• Short problem
Identify every line containing the word "Output" and reproduce each one.

[Collected data entries]
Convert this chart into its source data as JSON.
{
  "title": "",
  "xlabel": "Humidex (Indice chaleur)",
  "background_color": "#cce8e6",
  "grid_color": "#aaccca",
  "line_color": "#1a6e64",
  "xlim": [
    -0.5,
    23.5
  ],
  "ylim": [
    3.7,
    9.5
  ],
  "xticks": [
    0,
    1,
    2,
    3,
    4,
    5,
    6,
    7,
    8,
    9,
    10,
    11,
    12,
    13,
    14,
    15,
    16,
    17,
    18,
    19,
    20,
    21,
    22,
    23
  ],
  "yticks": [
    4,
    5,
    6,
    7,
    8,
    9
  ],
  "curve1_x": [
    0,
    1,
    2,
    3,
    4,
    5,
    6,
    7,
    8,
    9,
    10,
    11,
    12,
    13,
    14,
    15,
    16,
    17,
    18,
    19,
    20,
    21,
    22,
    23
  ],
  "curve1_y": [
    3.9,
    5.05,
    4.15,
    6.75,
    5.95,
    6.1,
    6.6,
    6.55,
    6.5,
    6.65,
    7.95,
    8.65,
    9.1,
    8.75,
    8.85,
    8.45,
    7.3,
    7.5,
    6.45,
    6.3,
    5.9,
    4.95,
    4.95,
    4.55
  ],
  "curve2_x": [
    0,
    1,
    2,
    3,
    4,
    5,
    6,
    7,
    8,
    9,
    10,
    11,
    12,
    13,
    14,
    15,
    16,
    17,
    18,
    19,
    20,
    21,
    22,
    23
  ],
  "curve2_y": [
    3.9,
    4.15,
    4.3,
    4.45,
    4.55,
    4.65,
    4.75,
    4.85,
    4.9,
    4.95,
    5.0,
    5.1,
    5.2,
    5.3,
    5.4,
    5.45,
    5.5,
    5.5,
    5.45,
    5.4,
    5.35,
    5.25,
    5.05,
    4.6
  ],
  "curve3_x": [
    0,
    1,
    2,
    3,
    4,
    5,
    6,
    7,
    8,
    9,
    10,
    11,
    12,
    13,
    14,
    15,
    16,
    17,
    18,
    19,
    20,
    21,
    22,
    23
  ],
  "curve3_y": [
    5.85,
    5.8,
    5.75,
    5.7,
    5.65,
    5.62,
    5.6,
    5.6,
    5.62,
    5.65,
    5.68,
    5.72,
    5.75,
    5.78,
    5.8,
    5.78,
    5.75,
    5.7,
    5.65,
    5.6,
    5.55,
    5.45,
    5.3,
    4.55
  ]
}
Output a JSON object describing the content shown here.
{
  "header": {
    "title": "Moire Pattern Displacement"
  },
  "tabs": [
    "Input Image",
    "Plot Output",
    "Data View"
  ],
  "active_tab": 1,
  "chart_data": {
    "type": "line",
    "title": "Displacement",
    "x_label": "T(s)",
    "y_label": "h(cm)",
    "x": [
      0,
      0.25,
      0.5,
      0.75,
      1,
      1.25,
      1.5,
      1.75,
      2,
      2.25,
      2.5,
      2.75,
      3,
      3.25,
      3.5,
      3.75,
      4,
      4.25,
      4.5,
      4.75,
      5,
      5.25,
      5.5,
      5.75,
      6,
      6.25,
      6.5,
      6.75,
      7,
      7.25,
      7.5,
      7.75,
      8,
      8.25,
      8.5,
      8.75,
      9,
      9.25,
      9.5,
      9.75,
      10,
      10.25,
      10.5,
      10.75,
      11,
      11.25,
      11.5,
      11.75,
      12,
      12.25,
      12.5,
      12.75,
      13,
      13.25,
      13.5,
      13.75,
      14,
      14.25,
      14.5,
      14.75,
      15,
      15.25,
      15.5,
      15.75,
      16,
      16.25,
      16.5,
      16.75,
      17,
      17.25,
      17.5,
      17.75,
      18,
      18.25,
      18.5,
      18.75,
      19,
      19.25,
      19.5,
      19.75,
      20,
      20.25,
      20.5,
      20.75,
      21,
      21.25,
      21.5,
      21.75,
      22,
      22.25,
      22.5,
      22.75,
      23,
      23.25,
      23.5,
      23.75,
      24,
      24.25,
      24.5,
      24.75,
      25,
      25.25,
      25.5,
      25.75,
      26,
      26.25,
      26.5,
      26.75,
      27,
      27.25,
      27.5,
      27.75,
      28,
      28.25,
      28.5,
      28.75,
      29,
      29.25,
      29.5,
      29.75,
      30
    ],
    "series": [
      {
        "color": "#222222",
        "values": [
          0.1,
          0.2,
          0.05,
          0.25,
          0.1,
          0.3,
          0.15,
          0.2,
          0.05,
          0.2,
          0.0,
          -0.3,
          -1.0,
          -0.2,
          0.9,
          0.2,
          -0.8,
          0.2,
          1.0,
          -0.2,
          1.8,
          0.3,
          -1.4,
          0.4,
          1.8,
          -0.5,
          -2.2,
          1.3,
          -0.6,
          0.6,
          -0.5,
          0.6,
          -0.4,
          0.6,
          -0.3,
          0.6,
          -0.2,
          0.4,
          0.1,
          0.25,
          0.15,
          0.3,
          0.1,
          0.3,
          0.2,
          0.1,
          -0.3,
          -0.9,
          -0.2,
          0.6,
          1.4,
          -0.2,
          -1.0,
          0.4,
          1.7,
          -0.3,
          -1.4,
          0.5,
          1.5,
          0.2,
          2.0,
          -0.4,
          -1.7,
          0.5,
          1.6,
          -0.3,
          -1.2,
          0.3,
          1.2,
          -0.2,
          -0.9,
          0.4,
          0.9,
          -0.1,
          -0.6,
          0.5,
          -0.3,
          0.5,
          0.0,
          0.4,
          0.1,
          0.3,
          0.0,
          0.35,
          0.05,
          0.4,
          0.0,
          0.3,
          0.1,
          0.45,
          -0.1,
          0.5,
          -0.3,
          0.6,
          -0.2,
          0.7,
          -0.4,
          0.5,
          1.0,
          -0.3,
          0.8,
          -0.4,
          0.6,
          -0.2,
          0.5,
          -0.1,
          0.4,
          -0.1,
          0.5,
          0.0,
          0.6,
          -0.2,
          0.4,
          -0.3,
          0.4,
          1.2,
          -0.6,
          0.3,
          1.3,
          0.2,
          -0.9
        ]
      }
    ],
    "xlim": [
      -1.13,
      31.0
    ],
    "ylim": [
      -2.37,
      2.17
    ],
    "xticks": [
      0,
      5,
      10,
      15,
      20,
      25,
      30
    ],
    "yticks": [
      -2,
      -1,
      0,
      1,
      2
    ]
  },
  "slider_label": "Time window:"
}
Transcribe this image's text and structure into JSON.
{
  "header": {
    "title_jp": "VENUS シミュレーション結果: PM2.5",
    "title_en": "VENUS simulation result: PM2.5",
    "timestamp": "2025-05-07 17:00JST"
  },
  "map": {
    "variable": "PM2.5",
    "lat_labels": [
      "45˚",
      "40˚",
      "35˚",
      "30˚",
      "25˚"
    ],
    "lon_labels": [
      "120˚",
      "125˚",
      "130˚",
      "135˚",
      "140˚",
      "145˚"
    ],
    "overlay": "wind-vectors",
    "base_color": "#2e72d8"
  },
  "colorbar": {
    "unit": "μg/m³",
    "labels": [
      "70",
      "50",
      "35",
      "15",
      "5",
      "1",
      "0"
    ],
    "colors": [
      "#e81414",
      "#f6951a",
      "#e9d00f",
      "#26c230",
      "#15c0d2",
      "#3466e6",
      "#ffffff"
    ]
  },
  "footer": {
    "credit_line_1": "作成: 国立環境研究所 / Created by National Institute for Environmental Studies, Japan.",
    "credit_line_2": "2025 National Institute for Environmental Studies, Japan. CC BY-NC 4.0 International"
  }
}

• Reply to the task
Output a JSON object describing the content shown here.
    "Plot Output",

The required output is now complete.